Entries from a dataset
= = =
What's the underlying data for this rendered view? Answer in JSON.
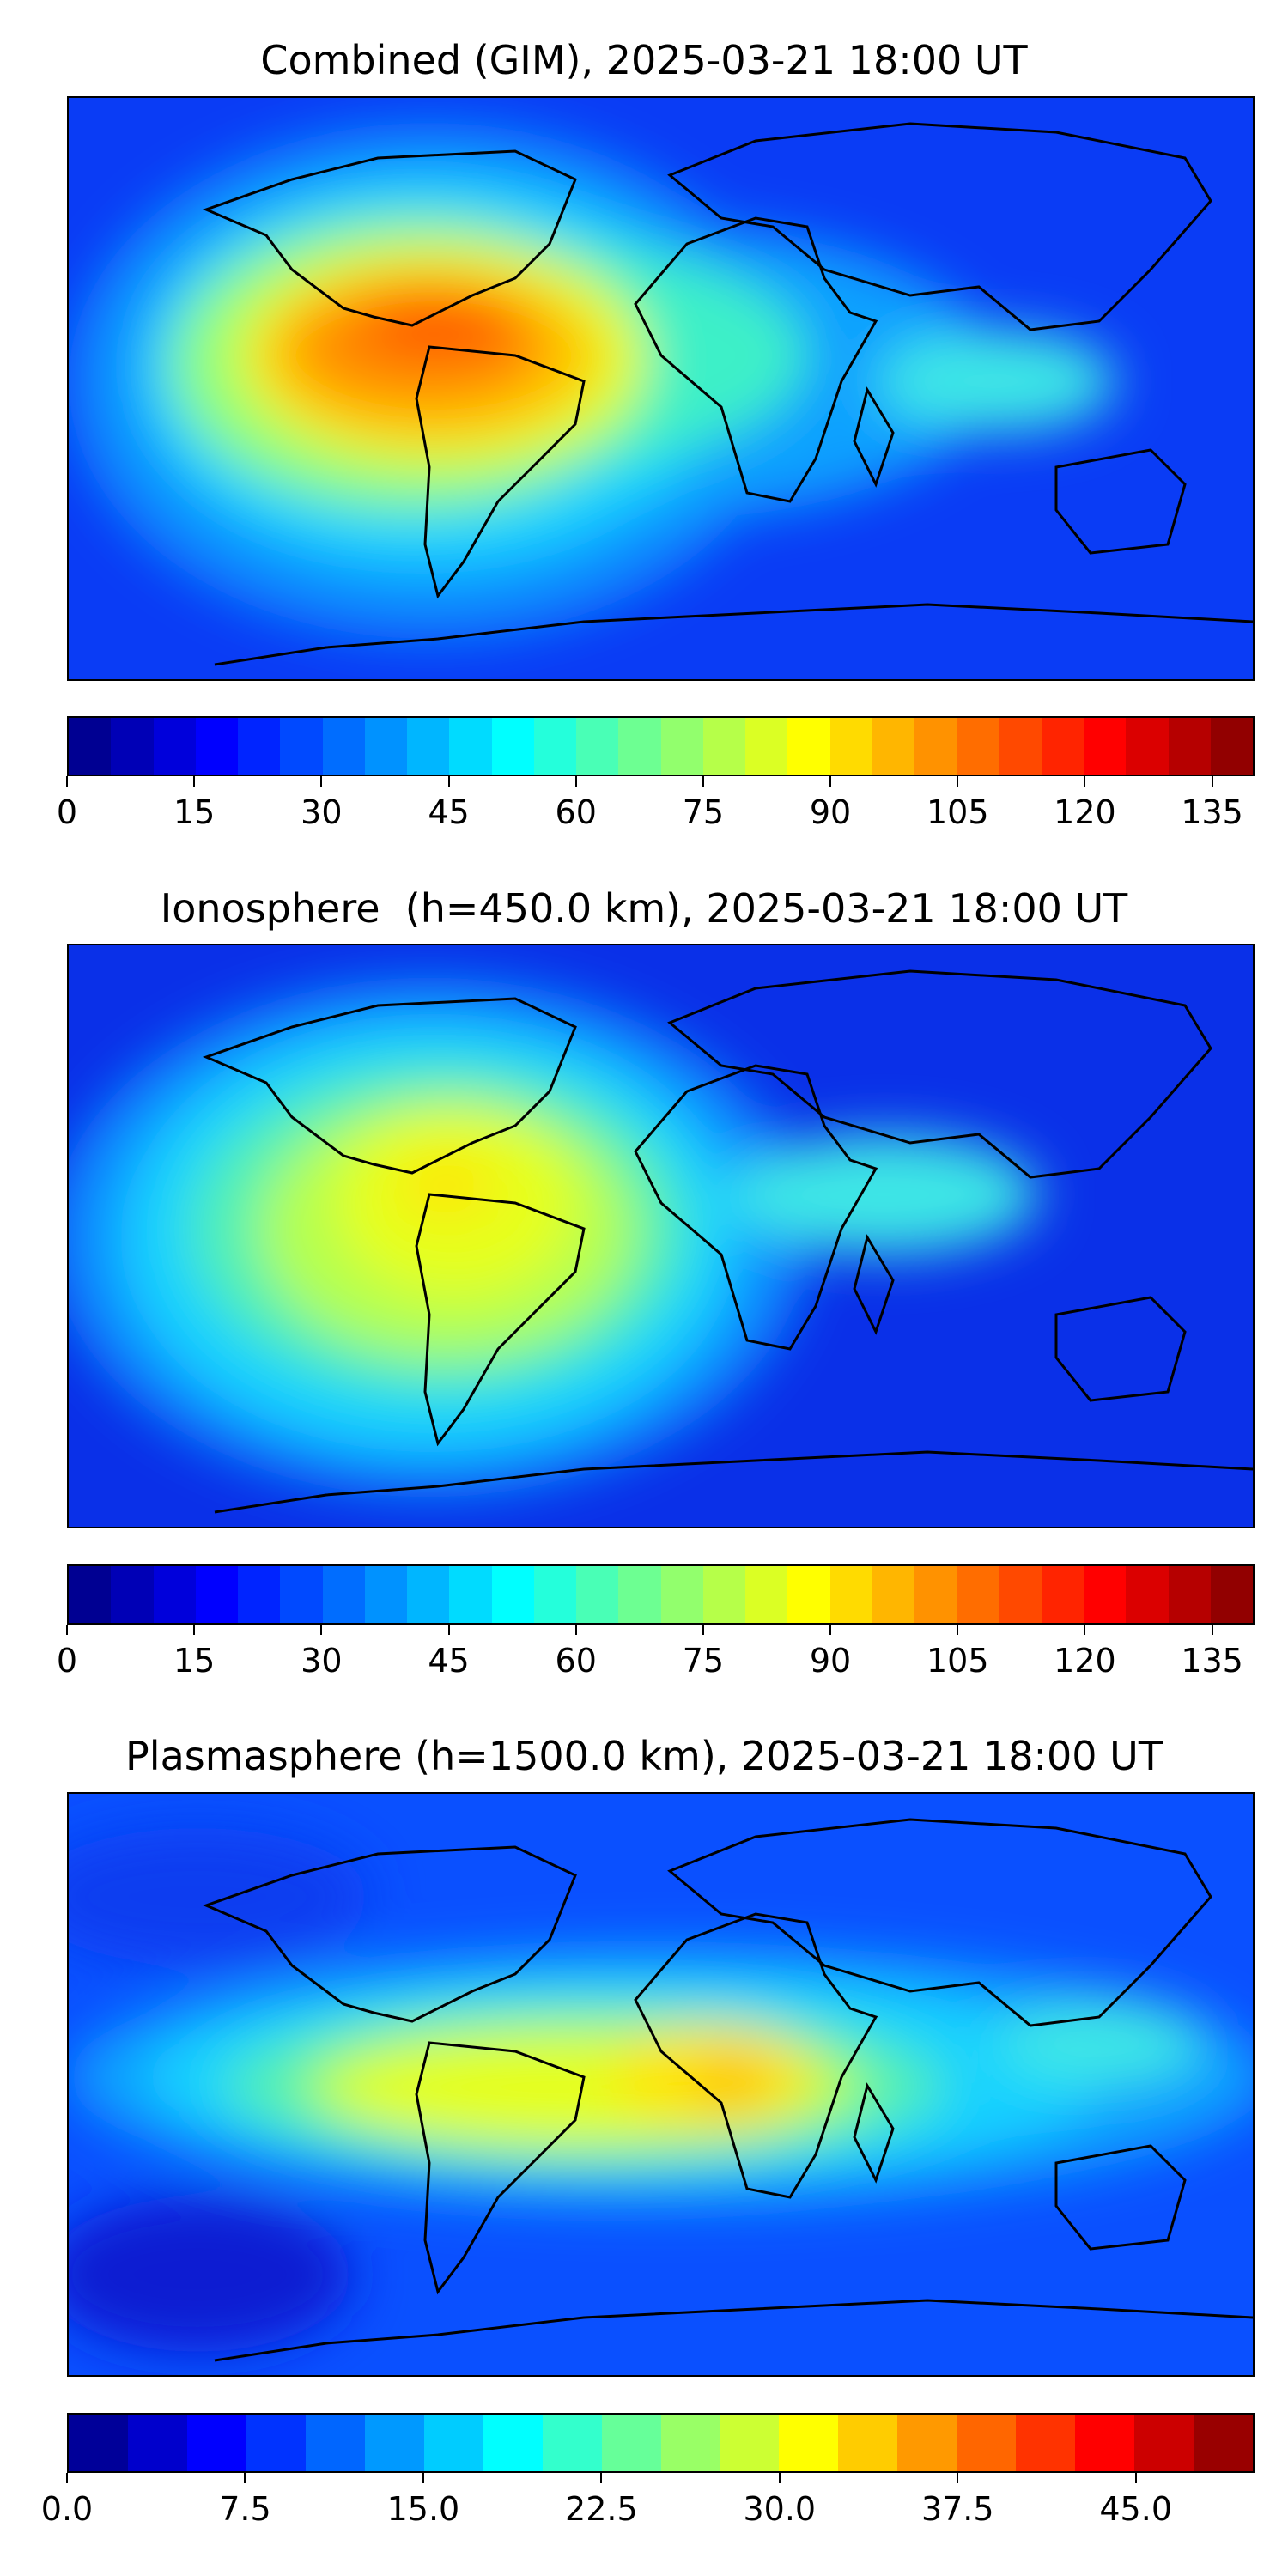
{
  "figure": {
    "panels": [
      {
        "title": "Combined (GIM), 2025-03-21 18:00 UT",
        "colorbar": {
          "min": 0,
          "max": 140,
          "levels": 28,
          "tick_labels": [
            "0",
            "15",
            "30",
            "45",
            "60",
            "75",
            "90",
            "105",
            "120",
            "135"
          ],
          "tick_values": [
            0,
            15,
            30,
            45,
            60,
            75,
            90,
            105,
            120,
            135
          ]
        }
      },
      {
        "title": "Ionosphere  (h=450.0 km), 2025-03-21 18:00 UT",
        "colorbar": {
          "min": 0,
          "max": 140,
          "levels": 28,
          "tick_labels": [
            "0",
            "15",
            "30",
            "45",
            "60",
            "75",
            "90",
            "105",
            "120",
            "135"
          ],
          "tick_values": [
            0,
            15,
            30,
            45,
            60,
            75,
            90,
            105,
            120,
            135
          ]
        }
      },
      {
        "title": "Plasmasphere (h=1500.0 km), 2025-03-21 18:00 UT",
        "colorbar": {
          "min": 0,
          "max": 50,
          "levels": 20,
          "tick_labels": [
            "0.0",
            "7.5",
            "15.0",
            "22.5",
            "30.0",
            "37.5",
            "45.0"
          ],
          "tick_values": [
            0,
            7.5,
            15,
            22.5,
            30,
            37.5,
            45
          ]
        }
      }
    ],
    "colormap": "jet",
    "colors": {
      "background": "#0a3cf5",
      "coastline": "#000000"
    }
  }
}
= = =
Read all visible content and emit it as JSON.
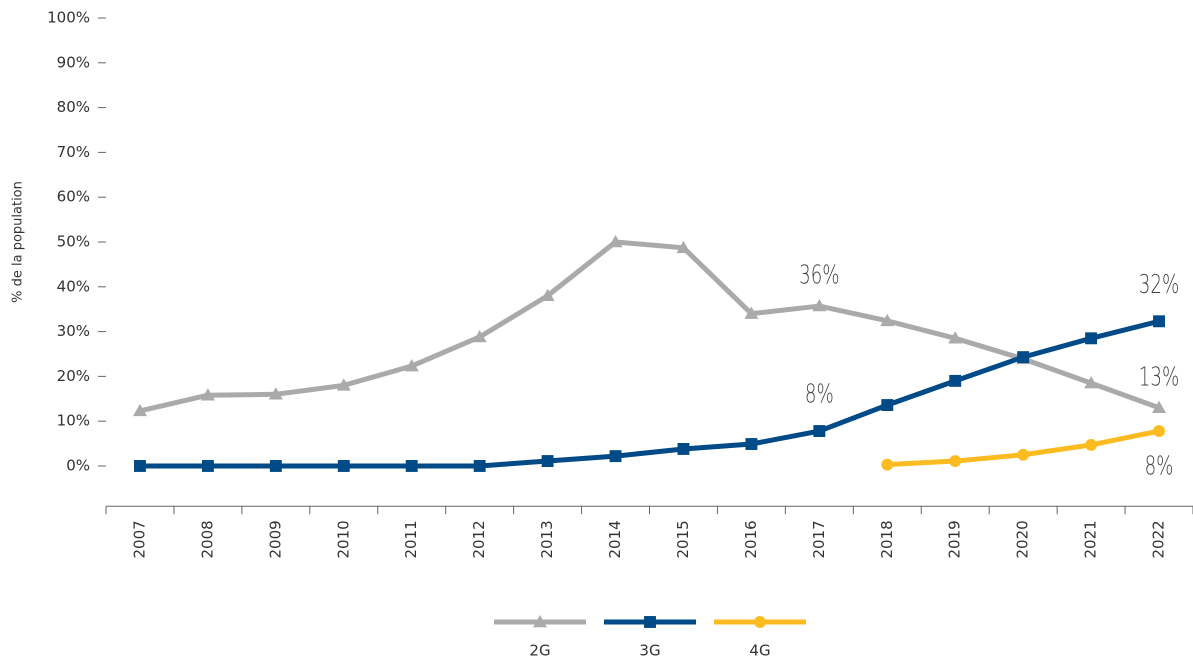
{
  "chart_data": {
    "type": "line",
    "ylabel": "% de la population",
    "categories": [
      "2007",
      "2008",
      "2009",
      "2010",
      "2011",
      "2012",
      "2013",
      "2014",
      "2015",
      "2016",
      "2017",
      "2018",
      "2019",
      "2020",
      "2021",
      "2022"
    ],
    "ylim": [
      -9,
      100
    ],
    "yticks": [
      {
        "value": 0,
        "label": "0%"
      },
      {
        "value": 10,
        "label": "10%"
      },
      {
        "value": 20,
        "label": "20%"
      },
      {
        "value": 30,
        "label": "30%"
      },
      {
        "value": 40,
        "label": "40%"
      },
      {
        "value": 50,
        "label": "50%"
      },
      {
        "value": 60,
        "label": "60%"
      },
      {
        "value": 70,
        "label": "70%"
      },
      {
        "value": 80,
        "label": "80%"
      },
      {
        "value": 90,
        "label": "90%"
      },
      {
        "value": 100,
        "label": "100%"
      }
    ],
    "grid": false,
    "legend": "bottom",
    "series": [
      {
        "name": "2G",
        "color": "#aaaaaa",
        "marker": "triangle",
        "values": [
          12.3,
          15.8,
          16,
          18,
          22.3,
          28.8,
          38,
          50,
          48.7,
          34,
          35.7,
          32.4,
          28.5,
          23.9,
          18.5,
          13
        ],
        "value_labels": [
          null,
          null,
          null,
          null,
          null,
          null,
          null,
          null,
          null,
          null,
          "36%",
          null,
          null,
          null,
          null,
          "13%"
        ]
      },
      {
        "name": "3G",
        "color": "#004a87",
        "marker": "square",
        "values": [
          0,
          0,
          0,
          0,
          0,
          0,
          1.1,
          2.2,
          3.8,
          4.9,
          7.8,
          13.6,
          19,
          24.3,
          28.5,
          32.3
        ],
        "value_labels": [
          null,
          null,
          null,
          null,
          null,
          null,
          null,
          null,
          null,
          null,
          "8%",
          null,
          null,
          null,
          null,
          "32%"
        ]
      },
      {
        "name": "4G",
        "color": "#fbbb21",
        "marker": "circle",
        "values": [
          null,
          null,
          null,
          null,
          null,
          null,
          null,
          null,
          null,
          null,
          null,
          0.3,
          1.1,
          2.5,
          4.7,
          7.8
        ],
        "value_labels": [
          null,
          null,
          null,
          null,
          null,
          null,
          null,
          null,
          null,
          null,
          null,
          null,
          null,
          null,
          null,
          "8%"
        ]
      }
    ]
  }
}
= = =
Exercise brief ▸ Go through the material and copy out every line with "JSON" in it.

Expected output ▸
What's the underlying data for this rendered view? Answer in JSON.
Read all visible content and emit it as JSON.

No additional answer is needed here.